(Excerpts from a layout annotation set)
<<<<

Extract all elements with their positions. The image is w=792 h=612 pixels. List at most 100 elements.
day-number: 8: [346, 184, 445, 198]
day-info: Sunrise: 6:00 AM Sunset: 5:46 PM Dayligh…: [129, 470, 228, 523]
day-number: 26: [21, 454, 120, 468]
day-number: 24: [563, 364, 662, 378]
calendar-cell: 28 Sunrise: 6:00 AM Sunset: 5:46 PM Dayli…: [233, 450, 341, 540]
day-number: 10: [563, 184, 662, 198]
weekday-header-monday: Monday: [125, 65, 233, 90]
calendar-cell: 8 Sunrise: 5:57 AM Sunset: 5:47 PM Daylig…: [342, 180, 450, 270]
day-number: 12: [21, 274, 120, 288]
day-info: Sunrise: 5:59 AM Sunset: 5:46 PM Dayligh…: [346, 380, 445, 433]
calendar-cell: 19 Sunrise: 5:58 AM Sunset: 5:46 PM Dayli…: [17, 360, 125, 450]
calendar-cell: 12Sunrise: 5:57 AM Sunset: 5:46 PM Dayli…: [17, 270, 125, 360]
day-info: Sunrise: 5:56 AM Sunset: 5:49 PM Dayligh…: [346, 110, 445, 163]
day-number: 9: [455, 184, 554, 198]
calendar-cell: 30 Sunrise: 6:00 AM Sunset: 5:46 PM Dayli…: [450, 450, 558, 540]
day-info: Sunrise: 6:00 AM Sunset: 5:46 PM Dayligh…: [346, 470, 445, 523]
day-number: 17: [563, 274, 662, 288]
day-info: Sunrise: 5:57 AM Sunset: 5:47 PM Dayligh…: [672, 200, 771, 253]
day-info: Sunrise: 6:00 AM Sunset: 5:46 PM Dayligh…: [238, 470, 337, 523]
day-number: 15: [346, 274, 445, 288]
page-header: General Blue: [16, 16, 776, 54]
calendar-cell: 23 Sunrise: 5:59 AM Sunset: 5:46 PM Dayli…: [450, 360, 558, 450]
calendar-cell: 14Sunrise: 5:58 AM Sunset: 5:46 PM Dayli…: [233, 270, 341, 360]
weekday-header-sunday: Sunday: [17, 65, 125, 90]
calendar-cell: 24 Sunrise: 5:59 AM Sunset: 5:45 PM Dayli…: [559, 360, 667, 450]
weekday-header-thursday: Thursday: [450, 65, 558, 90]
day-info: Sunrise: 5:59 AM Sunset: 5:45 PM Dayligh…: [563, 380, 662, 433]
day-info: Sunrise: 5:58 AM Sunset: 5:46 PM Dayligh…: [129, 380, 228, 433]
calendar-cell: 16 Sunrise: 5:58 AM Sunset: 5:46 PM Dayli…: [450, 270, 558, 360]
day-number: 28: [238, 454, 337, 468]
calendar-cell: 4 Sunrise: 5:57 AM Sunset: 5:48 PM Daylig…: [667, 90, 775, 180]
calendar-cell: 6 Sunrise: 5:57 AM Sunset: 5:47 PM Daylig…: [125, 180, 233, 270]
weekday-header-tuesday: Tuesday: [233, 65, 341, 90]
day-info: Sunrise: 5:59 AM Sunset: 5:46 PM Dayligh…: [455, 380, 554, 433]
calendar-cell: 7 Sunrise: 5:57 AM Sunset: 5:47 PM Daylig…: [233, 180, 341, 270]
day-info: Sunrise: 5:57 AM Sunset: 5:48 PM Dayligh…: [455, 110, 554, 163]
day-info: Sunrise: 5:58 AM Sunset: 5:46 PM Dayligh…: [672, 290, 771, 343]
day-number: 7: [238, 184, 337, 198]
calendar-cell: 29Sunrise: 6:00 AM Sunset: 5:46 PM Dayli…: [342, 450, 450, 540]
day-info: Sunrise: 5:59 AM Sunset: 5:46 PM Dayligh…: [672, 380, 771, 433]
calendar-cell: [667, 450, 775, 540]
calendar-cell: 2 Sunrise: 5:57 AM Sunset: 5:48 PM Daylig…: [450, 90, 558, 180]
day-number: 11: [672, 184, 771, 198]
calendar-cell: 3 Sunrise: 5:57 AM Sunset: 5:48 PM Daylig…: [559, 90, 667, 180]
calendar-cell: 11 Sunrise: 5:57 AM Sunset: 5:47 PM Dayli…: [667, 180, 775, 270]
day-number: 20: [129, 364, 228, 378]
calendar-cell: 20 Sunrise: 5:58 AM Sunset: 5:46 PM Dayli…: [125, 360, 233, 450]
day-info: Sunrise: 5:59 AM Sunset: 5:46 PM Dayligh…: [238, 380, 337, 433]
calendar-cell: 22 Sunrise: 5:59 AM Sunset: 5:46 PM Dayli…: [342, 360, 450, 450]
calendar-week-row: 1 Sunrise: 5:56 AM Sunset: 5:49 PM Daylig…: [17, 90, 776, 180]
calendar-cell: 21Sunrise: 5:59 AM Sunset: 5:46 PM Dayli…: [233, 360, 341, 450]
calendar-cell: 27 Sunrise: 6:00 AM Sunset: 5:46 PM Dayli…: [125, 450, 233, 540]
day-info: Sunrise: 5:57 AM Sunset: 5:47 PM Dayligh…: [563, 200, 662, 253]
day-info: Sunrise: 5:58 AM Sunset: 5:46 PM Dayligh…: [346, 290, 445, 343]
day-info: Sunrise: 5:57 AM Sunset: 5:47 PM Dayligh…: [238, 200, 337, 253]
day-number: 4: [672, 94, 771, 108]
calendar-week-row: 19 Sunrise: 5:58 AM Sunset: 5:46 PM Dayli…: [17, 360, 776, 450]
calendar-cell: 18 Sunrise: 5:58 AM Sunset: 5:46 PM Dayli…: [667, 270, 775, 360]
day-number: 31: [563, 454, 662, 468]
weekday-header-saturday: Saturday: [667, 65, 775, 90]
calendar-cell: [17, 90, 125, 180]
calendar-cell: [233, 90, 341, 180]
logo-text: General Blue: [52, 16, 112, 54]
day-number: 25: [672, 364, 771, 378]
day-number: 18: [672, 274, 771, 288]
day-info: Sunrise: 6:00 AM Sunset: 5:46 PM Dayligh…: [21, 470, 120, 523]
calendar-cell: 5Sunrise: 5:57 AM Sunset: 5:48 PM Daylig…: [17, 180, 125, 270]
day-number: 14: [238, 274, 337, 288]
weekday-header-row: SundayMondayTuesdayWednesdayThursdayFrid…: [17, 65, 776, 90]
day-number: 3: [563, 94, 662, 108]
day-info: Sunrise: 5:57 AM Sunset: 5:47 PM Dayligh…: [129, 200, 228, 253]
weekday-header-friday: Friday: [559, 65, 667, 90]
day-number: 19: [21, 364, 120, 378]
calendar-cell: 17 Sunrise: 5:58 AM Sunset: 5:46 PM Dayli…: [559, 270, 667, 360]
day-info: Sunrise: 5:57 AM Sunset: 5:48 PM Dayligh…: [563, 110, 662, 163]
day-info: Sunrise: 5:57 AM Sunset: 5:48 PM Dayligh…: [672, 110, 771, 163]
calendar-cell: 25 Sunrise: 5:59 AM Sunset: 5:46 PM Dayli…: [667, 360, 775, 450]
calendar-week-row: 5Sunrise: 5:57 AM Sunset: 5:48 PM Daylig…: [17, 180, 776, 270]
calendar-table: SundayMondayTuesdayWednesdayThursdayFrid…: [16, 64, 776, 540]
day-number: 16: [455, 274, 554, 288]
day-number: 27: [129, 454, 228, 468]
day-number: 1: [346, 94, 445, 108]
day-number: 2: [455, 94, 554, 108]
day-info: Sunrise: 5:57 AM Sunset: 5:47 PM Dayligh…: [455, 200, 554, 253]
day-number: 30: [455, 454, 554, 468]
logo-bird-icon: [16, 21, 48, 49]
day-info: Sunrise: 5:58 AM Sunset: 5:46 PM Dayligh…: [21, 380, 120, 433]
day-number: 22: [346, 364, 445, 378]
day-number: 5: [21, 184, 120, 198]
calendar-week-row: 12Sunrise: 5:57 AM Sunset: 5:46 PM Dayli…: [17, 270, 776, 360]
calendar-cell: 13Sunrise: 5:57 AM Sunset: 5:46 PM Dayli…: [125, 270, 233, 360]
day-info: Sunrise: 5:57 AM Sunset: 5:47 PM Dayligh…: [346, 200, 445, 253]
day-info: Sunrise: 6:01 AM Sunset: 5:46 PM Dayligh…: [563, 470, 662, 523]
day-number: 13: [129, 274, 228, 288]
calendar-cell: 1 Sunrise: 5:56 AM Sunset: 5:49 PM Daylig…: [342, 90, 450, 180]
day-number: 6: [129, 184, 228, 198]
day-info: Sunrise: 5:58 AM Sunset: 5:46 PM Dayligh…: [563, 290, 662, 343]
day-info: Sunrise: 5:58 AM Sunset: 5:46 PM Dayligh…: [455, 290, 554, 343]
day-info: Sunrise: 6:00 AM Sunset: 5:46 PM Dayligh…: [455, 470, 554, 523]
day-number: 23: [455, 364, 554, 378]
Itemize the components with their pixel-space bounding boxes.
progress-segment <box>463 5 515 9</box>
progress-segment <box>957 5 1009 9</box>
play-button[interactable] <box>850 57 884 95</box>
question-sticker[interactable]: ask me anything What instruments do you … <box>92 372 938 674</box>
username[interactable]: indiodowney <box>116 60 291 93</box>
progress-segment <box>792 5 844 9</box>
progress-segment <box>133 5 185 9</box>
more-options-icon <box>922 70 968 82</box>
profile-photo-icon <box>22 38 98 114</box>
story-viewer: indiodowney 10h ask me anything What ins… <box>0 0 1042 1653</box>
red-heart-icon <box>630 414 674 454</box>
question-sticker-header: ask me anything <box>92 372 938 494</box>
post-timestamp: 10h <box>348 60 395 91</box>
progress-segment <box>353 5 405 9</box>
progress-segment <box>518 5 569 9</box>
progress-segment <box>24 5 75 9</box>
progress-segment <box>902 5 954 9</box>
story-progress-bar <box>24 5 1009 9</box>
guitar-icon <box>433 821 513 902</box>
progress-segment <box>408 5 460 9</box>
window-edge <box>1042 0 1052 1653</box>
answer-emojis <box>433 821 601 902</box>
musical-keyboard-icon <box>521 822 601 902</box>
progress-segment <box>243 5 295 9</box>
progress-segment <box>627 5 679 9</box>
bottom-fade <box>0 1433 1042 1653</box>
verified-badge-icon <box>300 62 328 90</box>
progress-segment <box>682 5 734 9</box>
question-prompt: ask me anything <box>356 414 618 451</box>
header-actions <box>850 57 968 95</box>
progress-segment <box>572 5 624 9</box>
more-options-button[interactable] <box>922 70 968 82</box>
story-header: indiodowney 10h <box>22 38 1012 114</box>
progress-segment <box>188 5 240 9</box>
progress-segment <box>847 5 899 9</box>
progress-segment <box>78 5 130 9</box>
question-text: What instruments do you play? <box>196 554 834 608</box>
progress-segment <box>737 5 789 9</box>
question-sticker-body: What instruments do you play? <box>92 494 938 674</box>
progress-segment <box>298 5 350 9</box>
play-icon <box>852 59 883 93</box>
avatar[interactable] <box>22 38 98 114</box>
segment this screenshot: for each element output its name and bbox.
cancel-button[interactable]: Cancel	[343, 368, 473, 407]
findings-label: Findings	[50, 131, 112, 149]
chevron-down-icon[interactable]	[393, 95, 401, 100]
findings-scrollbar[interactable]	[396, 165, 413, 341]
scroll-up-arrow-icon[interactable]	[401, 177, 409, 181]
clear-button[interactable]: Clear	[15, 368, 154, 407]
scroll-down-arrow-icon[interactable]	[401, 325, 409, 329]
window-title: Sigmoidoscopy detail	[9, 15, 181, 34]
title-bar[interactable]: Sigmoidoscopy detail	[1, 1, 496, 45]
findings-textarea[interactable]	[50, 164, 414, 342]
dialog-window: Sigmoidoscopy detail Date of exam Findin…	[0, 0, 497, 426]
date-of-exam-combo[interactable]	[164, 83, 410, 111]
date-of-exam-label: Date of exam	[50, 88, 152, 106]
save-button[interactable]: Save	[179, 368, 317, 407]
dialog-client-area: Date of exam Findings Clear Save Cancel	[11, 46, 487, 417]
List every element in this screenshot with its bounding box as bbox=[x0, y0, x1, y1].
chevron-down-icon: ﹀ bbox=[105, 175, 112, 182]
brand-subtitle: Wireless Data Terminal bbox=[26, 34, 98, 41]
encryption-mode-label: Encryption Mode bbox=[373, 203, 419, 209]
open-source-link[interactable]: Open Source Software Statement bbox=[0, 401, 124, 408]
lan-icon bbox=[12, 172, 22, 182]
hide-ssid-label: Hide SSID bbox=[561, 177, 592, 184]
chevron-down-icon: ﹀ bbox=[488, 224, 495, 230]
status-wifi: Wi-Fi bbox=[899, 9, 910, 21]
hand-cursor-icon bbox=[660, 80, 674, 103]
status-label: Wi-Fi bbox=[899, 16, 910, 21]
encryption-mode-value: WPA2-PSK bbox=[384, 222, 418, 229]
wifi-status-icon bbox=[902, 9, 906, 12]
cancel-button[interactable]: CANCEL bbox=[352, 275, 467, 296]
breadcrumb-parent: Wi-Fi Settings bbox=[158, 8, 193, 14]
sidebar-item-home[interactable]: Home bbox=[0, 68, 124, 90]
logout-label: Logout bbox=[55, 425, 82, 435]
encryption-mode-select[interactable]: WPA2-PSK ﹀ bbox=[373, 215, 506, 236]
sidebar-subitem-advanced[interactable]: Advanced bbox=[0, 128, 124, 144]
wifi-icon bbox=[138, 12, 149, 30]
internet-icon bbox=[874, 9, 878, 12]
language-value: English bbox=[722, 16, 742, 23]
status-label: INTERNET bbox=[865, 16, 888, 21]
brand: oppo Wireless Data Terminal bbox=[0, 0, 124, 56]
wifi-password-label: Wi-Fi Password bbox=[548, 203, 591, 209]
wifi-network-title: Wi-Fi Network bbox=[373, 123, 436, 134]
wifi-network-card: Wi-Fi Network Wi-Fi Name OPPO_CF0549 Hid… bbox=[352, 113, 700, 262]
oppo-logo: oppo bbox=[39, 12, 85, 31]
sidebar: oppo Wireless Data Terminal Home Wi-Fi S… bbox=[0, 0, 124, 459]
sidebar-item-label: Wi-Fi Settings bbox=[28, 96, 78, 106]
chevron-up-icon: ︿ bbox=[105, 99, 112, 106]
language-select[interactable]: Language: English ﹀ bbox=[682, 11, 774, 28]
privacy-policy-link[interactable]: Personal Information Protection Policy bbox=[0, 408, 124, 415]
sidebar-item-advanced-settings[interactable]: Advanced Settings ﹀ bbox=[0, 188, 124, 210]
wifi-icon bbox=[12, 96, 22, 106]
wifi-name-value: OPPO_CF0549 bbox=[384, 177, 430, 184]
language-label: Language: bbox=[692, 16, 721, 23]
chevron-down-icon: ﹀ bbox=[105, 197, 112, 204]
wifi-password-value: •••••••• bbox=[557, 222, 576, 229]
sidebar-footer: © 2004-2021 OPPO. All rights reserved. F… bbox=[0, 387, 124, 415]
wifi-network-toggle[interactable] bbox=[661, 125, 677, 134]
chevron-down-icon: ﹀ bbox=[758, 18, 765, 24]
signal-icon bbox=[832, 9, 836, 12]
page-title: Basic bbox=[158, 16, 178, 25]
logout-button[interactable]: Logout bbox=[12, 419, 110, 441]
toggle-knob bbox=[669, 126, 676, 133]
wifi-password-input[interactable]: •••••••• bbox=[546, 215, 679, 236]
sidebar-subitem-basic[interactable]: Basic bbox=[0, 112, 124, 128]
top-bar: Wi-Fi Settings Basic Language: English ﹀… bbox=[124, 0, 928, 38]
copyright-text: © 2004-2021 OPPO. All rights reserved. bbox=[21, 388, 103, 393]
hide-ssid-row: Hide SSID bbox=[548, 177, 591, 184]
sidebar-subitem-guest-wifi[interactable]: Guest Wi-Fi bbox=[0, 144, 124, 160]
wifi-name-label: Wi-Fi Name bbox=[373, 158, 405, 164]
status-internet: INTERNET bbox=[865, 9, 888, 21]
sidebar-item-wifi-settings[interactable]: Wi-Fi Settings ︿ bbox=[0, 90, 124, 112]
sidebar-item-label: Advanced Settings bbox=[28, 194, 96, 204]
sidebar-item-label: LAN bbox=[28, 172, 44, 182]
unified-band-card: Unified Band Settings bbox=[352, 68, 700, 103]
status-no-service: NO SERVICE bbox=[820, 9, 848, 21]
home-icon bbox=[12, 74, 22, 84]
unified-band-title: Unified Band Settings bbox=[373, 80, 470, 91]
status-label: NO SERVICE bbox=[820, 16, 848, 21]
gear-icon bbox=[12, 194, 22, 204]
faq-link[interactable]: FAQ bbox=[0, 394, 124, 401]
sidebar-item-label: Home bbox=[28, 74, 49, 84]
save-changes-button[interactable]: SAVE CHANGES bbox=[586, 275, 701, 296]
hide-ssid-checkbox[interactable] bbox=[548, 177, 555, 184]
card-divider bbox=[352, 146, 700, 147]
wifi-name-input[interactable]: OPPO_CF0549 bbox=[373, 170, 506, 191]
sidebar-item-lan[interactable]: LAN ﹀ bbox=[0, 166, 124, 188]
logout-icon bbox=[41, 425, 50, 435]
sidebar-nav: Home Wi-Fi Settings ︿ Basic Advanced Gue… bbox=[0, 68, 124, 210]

>>>>

• WHAT THE TASK ASKS: Reproduce the stretch of the items from their first line through the line containing "day-number: 28: [238, 454, 337, 468]", keeping every line unchanged.

• EXERCISE OUTPUT:
Extract all elements with their positions. The image is w=792 h=612 pixels. List at most 100 elements.
day-number: 8: [346, 184, 445, 198]
day-info: Sunrise: 6:00 AM Sunset: 5:46 PM Dayligh…: [129, 470, 228, 523]
day-number: 26: [21, 454, 120, 468]
day-number: 24: [563, 364, 662, 378]
calendar-cell: 28 Sunrise: 6:00 AM Sunset: 5:46 PM Dayli…: [233, 450, 341, 540]
day-number: 10: [563, 184, 662, 198]
weekday-header-monday: Monday: [125, 65, 233, 90]
calendar-cell: 8 Sunrise: 5:57 AM Sunset: 5:47 PM Daylig…: [342, 180, 450, 270]
day-number: 12: [21, 274, 120, 288]
day-info: Sunrise: 5:59 AM Sunset: 5:46 PM Dayligh…: [346, 380, 445, 433]
calendar-cell: 19 Sunrise: 5:58 AM Sunset: 5:46 PM Dayli…: [17, 360, 125, 450]
calendar-cell: 12Sunrise: 5:57 AM Sunset: 5:46 PM Dayli…: [17, 270, 125, 360]
day-info: Sunrise: 5:56 AM Sunset: 5:49 PM Dayligh…: [346, 110, 445, 163]
day-number: 9: [455, 184, 554, 198]
calendar-cell: 30 Sunrise: 6:00 AM Sunset: 5:46 PM Dayli…: [450, 450, 558, 540]
day-info: Sunrise: 6:00 AM Sunset: 5:46 PM Dayligh…: [346, 470, 445, 523]
day-number: 17: [563, 274, 662, 288]
day-info: Sunrise: 5:57 AM Sunset: 5:47 PM Dayligh…: [672, 200, 771, 253]
day-info: Sunrise: 6:00 AM Sunset: 5:46 PM Dayligh…: [238, 470, 337, 523]
day-number: 15: [346, 274, 445, 288]
page-header: General Blue: [16, 16, 776, 54]
calendar-cell: 23 Sunrise: 5:59 AM Sunset: 5:46 PM Dayli…: [450, 360, 558, 450]
calendar-cell: 14Sunrise: 5:58 AM Sunset: 5:46 PM Dayli…: [233, 270, 341, 360]
weekday-header-sunday: Sunday: [17, 65, 125, 90]
calendar-cell: 24 Sunrise: 5:59 AM Sunset: 5:45 PM Dayli…: [559, 360, 667, 450]
weekday-header-thursday: Thursday: [450, 65, 558, 90]
day-info: Sunrise: 5:59 AM Sunset: 5:45 PM Dayligh…: [563, 380, 662, 433]
day-info: Sunrise: 5:58 AM Sunset: 5:46 PM Dayligh…: [129, 380, 228, 433]
calendar-cell: 16 Sunrise: 5:58 AM Sunset: 5:46 PM Dayli…: [450, 270, 558, 360]
day-number: 28: [238, 454, 337, 468]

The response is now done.